- Problem details:
Word for word, retype every entry in the listing.

Stored records
______________________________

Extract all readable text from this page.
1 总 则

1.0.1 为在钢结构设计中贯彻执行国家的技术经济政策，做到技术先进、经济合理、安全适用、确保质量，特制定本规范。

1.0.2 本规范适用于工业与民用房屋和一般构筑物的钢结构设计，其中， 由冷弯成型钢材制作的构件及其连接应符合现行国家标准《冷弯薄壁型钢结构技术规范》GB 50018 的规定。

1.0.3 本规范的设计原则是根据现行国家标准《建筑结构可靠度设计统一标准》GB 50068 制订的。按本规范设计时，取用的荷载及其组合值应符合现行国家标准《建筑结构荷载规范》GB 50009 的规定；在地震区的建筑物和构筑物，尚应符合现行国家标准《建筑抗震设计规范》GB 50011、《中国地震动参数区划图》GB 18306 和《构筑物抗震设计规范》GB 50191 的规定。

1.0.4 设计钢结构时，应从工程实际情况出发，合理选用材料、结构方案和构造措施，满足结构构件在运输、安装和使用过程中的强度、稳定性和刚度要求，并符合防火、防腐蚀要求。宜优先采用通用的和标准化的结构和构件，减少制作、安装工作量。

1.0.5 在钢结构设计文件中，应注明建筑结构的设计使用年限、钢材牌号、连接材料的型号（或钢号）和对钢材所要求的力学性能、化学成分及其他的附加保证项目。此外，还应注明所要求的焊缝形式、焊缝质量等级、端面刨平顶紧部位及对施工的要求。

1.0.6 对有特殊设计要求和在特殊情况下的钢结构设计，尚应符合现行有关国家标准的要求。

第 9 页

______________________________

- Completed exercise:
Extract all readable text from this page.
1 总 则

1.0.1 为在钢结构设计中贯彻执行国家的技术经济政策，做到技术先进、经济合理、安全适用、确保质量，特制定本规范。

1.0.2 本规范适用于工业与民用房屋和一般构筑物的钢结构设计，其中， 由冷弯成型钢材制作的构件及其连接应符合现行国家标准《冷弯薄壁型钢结构技术规范》GB 50018 的规定。

1.0.3 本规范的设计原则是根据现行国家标准《建筑结构可靠度设计统一标准》GB 50068 制订的。按本规范设计时，取用的荷载及其组合值应符合现行国家标准《建筑结构荷载规范》GB 50009 的规定；在地震区的建筑物和构筑物，尚应符合现行国家标准《建筑抗震设计规范》GB 50011、《中国地震动参数区划图》GB 18306 和《构筑物抗震设计规范》GB 50191 的规定。

1.0.4 设计钢结构时，应从工程实际情况出发，合理选用材料、结构方案和构造措施，满足结构构件在运输、安装和使用过程中的强度、稳定性和刚度要求，并符合防火、防腐蚀要求。宜优先采用通用的和标准化的结构和构件，减少制作、安装工作量。

1.0.5 在钢结构设计文件中，应注明建筑结构的设计使用年限、钢材牌号、连接材料的型号（或钢号）和对钢材所要求的力学性能、化学成分及其他的附加保证项目。此外，还应注明所要求的焊缝形式、焊缝质量等级、端面刨平顶紧部位及对施工的要求。

1.0.6 对有特殊设计要求和在特殊情况下的钢结构设计，尚应符合现行有关国家标准的要求。

第 9 页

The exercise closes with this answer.